══ Given data

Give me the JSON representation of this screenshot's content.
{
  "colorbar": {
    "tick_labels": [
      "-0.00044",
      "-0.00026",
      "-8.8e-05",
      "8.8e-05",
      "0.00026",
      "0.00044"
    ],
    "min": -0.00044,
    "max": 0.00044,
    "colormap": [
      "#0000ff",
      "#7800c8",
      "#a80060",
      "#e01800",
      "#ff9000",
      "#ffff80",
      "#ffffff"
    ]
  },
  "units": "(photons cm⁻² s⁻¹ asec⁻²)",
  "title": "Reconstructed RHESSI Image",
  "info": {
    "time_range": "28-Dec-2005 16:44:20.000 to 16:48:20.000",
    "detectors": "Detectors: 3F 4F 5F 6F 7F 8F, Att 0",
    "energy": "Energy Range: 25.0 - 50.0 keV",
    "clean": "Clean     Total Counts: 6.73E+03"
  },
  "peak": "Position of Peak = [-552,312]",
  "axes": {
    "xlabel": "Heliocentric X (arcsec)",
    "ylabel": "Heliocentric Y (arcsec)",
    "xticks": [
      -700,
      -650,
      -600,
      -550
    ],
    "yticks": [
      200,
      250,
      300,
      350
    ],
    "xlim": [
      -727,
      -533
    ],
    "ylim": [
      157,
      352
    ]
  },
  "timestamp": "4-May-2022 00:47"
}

════

-- Given request --
Write out all the data again, exactly as it appears.

-- Task result --
Give me the JSON representation of this screenshot's content.
{
  "colorbar": {
    "tick_labels": [
      "-0.00044",
      "-0.00026",
      "-8.8e-05",
      "8.8e-05",
      "0.00026",
      "0.00044"
    ],
    "min": -0.00044,
    "max": 0.00044,
    "colormap": [
      "#0000ff",
      "#7800c8",
      "#a80060",
      "#e01800",
      "#ff9000",
      "#ffff80",
      "#ffffff"
    ]
  },
  "units": "(photons cm⁻² s⁻¹ asec⁻²)",
  "title": "Reconstructed RHESSI Image",
  "info": {
    "time_range": "28-Dec-2005 16:44:20.000 to 16:48:20.000",
    "detectors": "Detectors: 3F 4F 5F 6F 7F 8F, Att 0",
    "energy": "Energy Range: 25.0 - 50.0 keV",
    "clean": "Clean     Total Counts: 6.73E+03"
  },
  "peak": "Position of Peak = [-552,312]",
  "axes": {
    "xlabel": "Heliocentric X (arcsec)",
    "ylabel": "Heliocentric Y (arcsec)",
    "xticks": [
      -700,
      -650,
      -600,
      -550
    ],
    "yticks": [
      200,
      250,
      300,
      350
    ],
    "xlim": [
      -727,
      -533
    ],
    "ylim": [
      157,
      352
    ]
  },
  "timestamp": "4-May-2022 00:47"
}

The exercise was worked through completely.